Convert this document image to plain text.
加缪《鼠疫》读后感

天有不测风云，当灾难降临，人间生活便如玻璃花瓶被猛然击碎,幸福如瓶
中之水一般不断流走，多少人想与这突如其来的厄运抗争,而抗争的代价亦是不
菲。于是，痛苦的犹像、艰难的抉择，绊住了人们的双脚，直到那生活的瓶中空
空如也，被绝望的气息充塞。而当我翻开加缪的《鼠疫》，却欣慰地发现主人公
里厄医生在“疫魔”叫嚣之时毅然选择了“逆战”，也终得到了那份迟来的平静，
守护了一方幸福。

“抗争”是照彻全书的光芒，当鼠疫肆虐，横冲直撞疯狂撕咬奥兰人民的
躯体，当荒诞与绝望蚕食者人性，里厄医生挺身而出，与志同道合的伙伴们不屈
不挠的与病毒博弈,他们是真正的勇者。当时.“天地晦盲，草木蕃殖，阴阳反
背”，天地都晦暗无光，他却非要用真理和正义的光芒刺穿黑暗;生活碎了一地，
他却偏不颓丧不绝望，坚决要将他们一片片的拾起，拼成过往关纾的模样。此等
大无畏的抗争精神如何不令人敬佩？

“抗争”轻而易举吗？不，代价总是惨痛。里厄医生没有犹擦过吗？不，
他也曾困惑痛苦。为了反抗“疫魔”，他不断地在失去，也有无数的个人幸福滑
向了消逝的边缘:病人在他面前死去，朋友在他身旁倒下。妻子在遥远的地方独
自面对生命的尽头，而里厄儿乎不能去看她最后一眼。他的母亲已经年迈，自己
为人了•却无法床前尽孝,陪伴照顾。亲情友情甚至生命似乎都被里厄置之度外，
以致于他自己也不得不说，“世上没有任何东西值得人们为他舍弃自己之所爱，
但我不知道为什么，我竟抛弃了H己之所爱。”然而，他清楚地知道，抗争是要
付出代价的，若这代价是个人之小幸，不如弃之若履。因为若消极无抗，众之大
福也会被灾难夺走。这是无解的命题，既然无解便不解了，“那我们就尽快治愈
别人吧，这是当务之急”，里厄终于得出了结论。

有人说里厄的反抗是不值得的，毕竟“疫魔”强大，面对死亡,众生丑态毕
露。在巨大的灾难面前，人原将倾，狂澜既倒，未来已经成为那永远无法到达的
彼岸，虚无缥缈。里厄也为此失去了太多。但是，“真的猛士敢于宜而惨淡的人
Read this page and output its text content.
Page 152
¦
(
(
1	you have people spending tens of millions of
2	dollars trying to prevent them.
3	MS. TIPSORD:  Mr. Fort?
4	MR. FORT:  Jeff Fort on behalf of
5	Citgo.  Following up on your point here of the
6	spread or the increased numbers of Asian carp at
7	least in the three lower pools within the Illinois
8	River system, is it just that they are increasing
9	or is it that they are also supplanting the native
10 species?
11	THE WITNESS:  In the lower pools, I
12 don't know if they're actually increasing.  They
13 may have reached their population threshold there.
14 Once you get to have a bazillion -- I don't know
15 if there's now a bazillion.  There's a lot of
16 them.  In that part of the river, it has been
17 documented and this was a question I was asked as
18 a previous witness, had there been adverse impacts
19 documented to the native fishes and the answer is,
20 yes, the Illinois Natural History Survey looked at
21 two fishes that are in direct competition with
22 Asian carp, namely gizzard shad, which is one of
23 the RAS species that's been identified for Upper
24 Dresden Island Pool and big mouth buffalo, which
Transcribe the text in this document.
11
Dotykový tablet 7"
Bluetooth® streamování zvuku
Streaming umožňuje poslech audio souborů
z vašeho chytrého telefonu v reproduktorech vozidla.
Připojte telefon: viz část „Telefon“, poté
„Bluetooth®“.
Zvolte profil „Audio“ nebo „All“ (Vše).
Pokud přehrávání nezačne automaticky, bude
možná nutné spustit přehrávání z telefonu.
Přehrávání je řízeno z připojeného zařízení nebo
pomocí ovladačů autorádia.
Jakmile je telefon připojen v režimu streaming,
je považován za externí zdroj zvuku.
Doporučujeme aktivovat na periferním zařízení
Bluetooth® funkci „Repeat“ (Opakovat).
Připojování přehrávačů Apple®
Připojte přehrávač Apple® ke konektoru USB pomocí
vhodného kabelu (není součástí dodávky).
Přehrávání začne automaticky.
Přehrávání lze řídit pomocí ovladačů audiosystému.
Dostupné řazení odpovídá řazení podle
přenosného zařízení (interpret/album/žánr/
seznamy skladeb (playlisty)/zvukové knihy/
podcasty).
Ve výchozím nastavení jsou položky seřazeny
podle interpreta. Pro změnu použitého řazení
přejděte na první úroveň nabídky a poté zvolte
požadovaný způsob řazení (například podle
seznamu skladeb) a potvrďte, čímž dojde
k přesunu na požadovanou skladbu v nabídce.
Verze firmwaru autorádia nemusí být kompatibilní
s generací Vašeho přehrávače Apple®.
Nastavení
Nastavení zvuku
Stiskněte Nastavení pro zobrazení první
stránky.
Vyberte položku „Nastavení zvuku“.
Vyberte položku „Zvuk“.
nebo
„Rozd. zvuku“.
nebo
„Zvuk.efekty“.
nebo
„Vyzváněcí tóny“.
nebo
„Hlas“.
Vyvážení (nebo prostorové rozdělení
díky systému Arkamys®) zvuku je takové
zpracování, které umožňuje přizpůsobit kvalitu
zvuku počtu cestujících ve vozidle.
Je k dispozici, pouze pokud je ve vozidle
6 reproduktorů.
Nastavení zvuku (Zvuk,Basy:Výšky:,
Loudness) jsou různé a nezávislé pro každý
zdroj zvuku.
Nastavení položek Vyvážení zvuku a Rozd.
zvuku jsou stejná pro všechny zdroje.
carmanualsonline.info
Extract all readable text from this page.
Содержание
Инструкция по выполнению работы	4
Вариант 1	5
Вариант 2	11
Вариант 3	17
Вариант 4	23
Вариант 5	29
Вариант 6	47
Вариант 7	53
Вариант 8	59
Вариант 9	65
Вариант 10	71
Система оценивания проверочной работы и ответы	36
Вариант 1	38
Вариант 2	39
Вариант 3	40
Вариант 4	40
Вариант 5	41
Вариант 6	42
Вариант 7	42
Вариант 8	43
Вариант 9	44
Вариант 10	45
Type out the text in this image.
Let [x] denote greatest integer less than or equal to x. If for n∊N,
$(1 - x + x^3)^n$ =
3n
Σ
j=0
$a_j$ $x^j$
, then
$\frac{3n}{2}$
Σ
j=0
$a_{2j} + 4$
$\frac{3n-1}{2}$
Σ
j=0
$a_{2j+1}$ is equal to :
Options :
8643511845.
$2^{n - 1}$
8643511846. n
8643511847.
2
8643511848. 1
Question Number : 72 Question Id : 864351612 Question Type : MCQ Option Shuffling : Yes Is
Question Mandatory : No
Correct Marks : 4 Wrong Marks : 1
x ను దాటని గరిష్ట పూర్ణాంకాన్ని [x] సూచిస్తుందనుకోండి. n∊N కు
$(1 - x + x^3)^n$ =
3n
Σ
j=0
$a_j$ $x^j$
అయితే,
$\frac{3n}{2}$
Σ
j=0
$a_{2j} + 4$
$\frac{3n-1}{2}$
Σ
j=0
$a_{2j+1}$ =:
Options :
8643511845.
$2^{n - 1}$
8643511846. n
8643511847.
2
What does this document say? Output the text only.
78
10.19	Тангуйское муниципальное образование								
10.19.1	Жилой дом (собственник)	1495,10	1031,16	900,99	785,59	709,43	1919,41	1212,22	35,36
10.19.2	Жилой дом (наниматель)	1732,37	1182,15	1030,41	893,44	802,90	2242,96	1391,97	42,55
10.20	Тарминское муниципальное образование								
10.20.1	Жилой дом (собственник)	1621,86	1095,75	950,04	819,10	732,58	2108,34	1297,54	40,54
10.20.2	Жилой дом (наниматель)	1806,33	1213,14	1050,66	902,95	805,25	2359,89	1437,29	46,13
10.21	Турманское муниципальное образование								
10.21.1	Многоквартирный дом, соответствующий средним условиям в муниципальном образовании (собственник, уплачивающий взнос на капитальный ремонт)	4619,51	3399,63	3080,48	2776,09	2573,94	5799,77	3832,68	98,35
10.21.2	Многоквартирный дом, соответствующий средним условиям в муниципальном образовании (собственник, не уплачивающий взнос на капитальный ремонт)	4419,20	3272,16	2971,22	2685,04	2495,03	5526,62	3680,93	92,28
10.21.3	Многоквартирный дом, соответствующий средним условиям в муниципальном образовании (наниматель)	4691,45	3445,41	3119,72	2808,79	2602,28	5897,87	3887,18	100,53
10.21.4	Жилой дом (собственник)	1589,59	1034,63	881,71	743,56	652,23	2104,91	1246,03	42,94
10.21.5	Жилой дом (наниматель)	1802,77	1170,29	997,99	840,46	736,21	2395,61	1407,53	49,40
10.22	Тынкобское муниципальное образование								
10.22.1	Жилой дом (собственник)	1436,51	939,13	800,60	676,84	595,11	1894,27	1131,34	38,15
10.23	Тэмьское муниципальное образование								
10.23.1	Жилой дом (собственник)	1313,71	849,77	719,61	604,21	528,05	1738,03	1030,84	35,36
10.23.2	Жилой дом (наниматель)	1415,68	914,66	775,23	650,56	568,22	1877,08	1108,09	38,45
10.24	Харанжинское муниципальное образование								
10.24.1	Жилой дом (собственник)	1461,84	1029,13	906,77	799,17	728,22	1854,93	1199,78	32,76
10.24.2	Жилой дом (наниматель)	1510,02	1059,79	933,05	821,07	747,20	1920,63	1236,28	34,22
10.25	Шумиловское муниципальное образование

■ SET TASK:
Extract all lines containing the word "vozidle".

■ RESULT BELOW:
zvuku počtu cestujících ve vozidle.
Je k dispozici, pouze pokud je ve vozidle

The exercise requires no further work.